Dataset items

========

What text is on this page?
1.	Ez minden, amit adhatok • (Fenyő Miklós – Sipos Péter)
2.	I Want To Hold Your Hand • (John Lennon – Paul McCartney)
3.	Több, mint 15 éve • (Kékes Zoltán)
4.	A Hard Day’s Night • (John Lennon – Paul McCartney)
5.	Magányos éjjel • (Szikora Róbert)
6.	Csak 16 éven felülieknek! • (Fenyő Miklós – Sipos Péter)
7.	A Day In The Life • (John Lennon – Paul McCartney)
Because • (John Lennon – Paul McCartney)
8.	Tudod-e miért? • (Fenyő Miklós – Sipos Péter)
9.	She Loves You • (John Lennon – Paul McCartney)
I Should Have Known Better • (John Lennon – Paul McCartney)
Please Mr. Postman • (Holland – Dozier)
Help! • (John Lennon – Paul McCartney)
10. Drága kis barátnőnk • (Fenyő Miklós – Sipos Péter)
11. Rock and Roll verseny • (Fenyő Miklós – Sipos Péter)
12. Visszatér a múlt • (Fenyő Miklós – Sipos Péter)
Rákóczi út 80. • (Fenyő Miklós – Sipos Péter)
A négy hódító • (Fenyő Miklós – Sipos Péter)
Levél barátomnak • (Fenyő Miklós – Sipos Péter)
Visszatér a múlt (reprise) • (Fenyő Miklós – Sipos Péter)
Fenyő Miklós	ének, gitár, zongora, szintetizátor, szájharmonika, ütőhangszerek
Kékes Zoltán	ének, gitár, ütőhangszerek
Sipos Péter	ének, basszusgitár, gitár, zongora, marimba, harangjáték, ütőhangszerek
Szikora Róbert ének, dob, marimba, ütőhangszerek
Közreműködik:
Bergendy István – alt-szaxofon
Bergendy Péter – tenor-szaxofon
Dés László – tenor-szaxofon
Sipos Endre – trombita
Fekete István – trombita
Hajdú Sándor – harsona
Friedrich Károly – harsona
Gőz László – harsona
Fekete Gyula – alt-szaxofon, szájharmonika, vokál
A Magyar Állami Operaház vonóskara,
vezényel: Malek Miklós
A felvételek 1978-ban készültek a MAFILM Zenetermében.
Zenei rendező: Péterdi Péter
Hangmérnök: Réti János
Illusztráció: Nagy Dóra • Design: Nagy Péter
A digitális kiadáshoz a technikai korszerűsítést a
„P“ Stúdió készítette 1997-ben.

========

Go through the records and pull out each line that includes the word "Visszatér".

12. Visszatér a múlt • (Fenyő Miklós – Sipos Péter)
Visszatér a múlt (reprise) • (Fenyő Miklós – Sipos Péter)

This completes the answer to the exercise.